**PROBLEM TO WORK ON**. List each line of the data that holds the word "abonnentnummer".

-- START --

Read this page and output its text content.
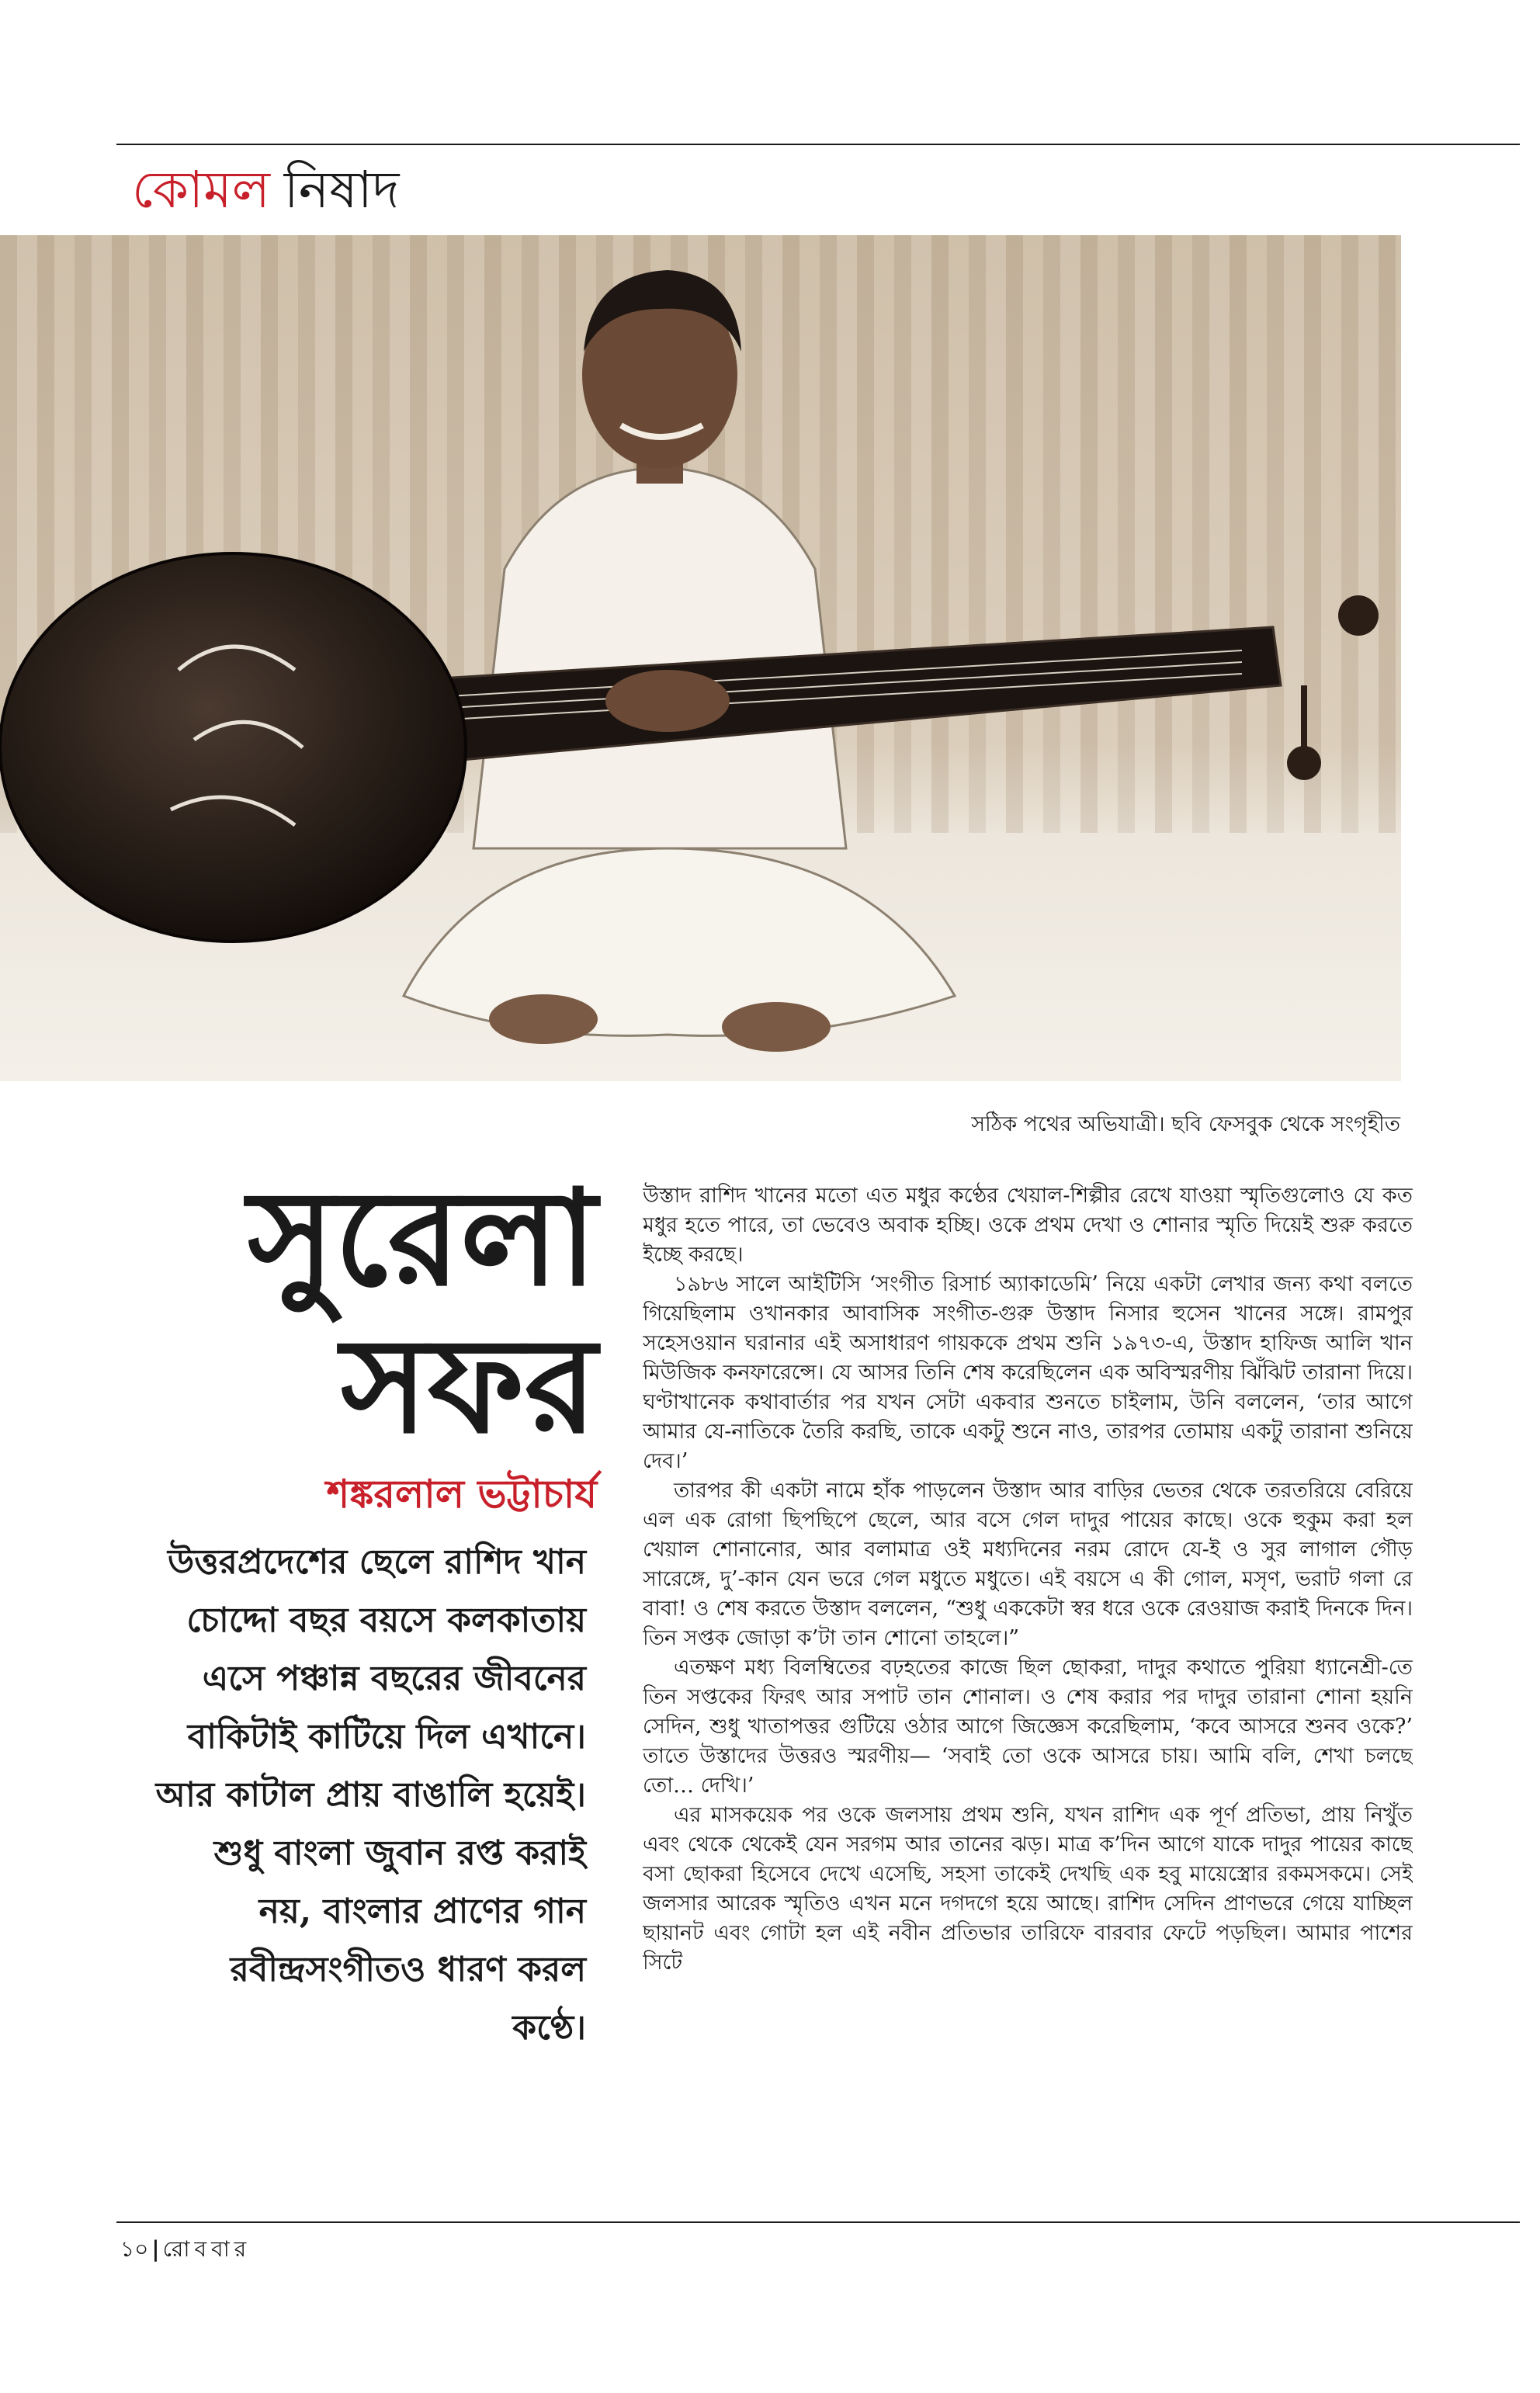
কোমল নিষাদ
সঠিক পথের অভিযাত্রী। ছবি ফেসবুক থেকে সংগৃহীত
সুরেলা
সফর
শঙ্করলাল ভট্টাচার্য
উত্তরপ্রদেশের ছেলে রাশিদ খান চোদ্দো বছর বয়সে কলকাতায় এসে পঞ্চান্ন বছরের জীবনের বাকিটাই কাটিয়ে দিল এখানে। আর কাটাল প্রায় বাঙালি হয়েই। শুধু বাংলা জুবান রপ্ত করাই নয়, বাংলার প্রাণের গান রবীন্দ্রসংগীতও ধারণ করল কণ্ঠে।

উস্তাদ রাশিদ খানের মতো এত মধুর কণ্ঠের খেয়াল-শিল্পীর রেখে যাওয়া স্মৃতিগুলোও যে কত মধুর হতে পারে, তা ভেবেও অবাক হচ্ছি। ওকে প্রথম দেখা ও শোনার স্মৃতি দিয়েই শুরু করতে ইচ্ছে করছে।

১৯৮৬ সালে আইটিসি ‘সংগীত রিসার্চ অ্যাকাডেমি’ নিয়ে একটা লেখার জন্য কথা বলতে গিয়েছিলাম ওখানকার আবাসিক সংগীত-গুরু উস্তাদ নিসার হুসেন খানের সঙ্গে। রামপুর সহেসওয়ান ঘরানার এই অসাধারণ গায়ককে প্রথম শুনি ১৯৭৩-এ, উস্তাদ হাফিজ আলি খান মিউজিক কনফারেন্সে। যে আসর তিনি শেষ করেছিলেন এক অবিস্মরণীয় ঝিঁঝিট তারানা দিয়ে। ঘণ্টাখানেক কথাবার্তার পর যখন সেটা একবার শুনতে চাইলাম, উনি বললেন, ‘তার আগে আমার যে-নাতিকে তৈরি করছি, তাকে একটু শুনে নাও, তারপর তোমায় একটু তারানা শুনিয়ে দেব।’

তারপর কী একটা নামে হাঁক পাড়লেন উস্তাদ আর বাড়ির ভেতর থেকে তরতরিয়ে বেরিয়ে এল এক রোগা ছিপছিপে ছেলে, আর বসে গেল দাদুর পায়ের কাছে। ওকে হুকুম করা হল খেয়াল শোনানোর, আর বলামাত্র ওই মধ্যদিনের নরম রোদে যে-ই ও সুর লাগাল গৌড় সারেঙ্গে, দু’-কান যেন ভরে গেল মধুতে মধুতে। এই বয়সে এ কী গোল, মসৃণ, ভরাট গলা রে বাবা! ও শেষ করতে উস্তাদ বললেন, “শুধু এককেটা স্বর ধরে ওকে রেওয়াজ করাই দিনকে দিন। তিন সপ্তক জোড়া ক’টা তান শোনো তাহলে।”

এতক্ষণ মধ্য বিলম্বিতের বঢ়হতের কাজে ছিল ছোকরা, দাদুর কথাতে পুরিয়া ধ্যানেশ্রী-তে তিন সপ্তকের ফিরৎ আর সপাট তান শোনাল। ও শেষ করার পর দাদুর তারানা শোনা হয়নি সেদিন, শুধু খাতাপত্তর গুটিয়ে ওঠার আগে জিজ্ঞেস করেছিলাম, ‘কবে আসরে শুনব ওকে?’ তাতে উস্তাদের উত্তরও স্মরণীয়— ‘সবাই তো ওকে আসরে চায়। আমি বলি, শেখা চলছে তো… দেখি।’

এর মাসকয়েক পর ওকে জলসায় প্রথম শুনি, যখন রাশিদ এক পূর্ণ প্রতিভা, প্রায় নিখুঁত এবং থেকে থেকেই যেন সরগম আর তানের ঝড়। মাত্র ক’দিন আগে যাকে দাদুর পায়ের কাছে বসা ছোকরা হিসেবে দেখে এসেছি, সহসা তাকেই দেখছি এক হবু মায়েস্ত্রোর রকমসকমে। সেই জলসার আরেক স্মৃতিও এখন মনে দগদগে হয়ে আছে। রাশিদ সেদিন প্রাণভরে গেয়ে যাচ্ছিল ছায়ানট এবং গোটা হল এই নবীন প্রতিভার তারিফে বারবার ফেটে পড়ছিল। আমার পাশের সিটে

১০ | রোববার
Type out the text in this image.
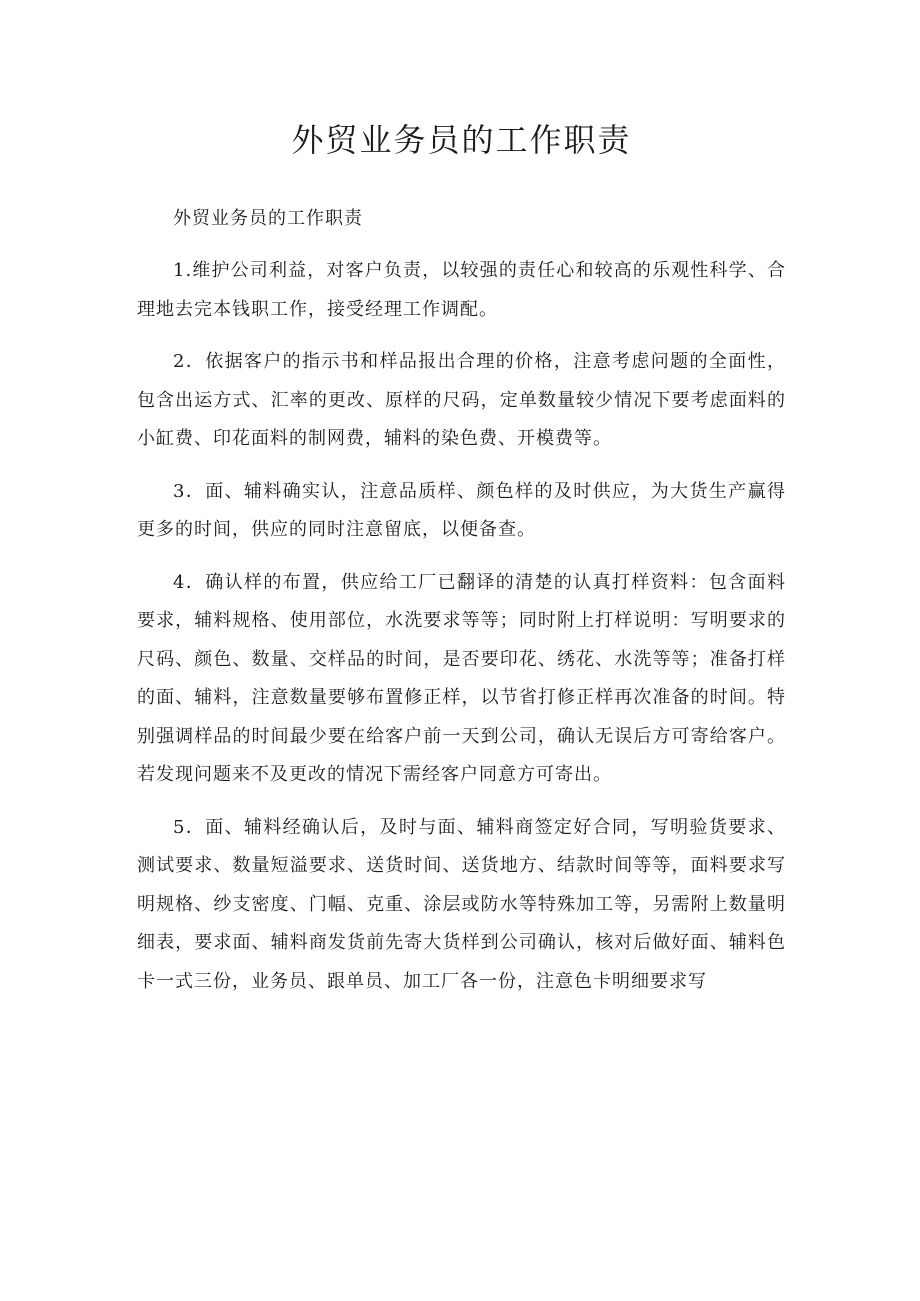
外贸业务员的工作职责

外贸业务员的工作职责

1.维护公司利益，对客户负责，以较强的责任心和较高的乐观性科学、合理地去完本钱职工作，接受经理工作调配。

2．依据客户的指示书和样品报出合理的价格，注意考虑问题的全面性，包含出运方式、汇率的更改、原样的尺码，定单数量较少情况下要考虑面料的小缸费、印花面料的制网费，辅料的染色费、开模费等。

3．面、辅料确实认，注意品质样、颜色样的及时供应，为大货生产赢得更多的时间，供应的同时注意留底，以便备查。

4．确认样的布置，供应给工厂已翻译的清楚的认真打样资料：包含面料要求，辅料规格、使用部位，水洗要求等等；同时附上打样说明：写明要求的尺码、颜色、数量、交样品的时间，是否要印花、绣花、水洗等等；准备打样的面、辅料，注意数量要够布置修正样，以节省打修正样再次准备的时间。特别强调样品的时间最少要在给客户前一天到公司，确认无误后方可寄给客户。若发现问题来不及更改的情况下需经客户同意方可寄出。

5．面、辅料经确认后，及时与面、辅料商签定好合同，写明验货要求、测试要求、数量短溢要求、送货时间、送货地方、结款时间等等，面料要求写明规格、纱支密度、门幅、克重、涂层或防水等特殊加工等，另需附上数量明细表，要求面、辅料商发货前先寄大货样到公司确认，核对后做好面、辅料色卡一式三份，业务员、跟单员、加工厂各一份，注意色卡明细要求写
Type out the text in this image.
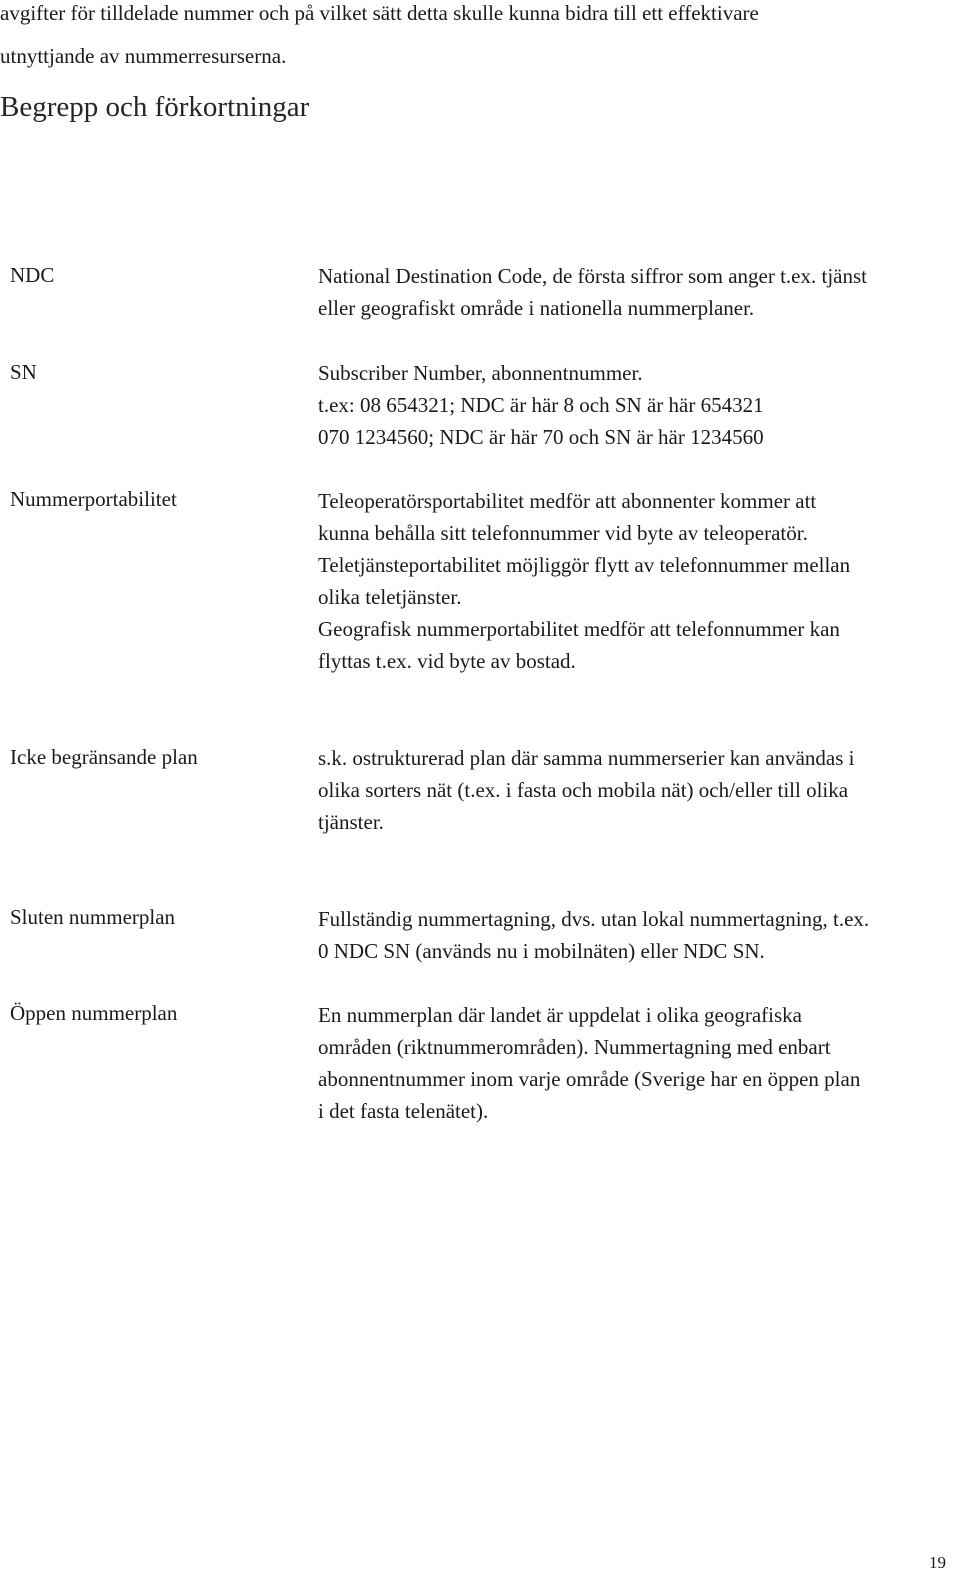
avgifter för tilldelade nummer och på vilket sätt detta skulle kunna bidra till ett effektivare
utnyttjande av nummerresurserna.
Begrepp och förkortningar
NDC	National Destination Code, de första siffror som anger t.ex. tjänst
eller geografiskt område i nationella nummerplaner.
SN	Subscriber Number, abonnentnummer.
t.ex: 08 654321; NDC är här 8 och SN är här 654321
070 1234560; NDC är här 70 och SN är här 1234560
Nummerportabilitet	Teleoperatörsportabilitet medför att abonnenter kommer att
kunna behålla sitt telefonnummer vid byte av teleoperatör.
Teletjänsteportabilitet möjliggör flytt av telefonnummer mellan
olika teletjänster.
Geografisk nummerportabilitet medför att telefonnummer kan
flyttas t.ex. vid byte av bostad.
Icke begränsande plan	s.k. ostrukturerad plan där samma nummerserier kan användas i
olika sorters nät (t.ex. i fasta och mobila nät) och/eller till olika
tjänster.
Sluten nummerplan	Fullständig nummertagning, dvs. utan lokal nummertagning, t.ex.
0 NDC SN (används nu i mobilnäten) eller NDC SN.
Öppen nummerplan	En nummerplan där landet är uppdelat i olika geografiska
områden (riktnummerområden). Nummertagning med enbart
abonnentnummer inom varje område (Sverige har en öppen plan
i det fasta telenätet).
19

-- END --

**FINISHED EXERCISE**.
SN	Subscriber Number, abonnentnummer.
abonnentnummer inom varje område (Sverige har en öppen plan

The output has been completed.